— start of Data rows —

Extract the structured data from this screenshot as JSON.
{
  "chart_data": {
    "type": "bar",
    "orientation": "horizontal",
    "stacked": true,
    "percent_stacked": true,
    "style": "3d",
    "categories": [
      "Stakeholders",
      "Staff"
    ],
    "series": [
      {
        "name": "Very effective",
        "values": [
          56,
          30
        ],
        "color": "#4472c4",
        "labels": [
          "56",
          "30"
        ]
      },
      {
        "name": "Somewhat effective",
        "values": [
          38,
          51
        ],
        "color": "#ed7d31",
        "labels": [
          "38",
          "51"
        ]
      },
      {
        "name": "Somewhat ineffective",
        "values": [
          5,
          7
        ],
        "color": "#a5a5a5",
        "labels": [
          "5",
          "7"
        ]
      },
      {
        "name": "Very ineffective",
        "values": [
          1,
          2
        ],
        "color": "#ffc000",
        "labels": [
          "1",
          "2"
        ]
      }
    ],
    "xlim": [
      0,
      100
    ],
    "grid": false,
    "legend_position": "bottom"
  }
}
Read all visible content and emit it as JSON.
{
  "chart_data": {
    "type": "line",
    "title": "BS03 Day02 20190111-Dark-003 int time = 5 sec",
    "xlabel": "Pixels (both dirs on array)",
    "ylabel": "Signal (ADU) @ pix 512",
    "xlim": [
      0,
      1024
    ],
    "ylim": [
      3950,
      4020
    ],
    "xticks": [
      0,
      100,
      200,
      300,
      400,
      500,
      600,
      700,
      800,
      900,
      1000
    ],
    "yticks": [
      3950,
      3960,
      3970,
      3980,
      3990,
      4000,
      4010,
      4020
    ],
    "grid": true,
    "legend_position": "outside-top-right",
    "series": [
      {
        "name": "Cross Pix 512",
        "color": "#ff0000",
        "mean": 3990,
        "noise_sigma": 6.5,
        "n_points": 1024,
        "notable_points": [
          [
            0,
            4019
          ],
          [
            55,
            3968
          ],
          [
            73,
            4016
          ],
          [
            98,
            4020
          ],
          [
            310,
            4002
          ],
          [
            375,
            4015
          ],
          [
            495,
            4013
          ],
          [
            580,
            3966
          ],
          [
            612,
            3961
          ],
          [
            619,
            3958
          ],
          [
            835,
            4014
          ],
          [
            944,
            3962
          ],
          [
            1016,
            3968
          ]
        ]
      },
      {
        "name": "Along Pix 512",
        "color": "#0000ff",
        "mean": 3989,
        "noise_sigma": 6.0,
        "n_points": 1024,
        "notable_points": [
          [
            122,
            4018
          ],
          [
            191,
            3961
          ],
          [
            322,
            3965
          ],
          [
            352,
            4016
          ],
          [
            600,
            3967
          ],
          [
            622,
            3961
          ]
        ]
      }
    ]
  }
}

— end of Data rows —

Problem :: State how many lines of the listing above include the word "name". Give nothing but the number.

Task output :: 6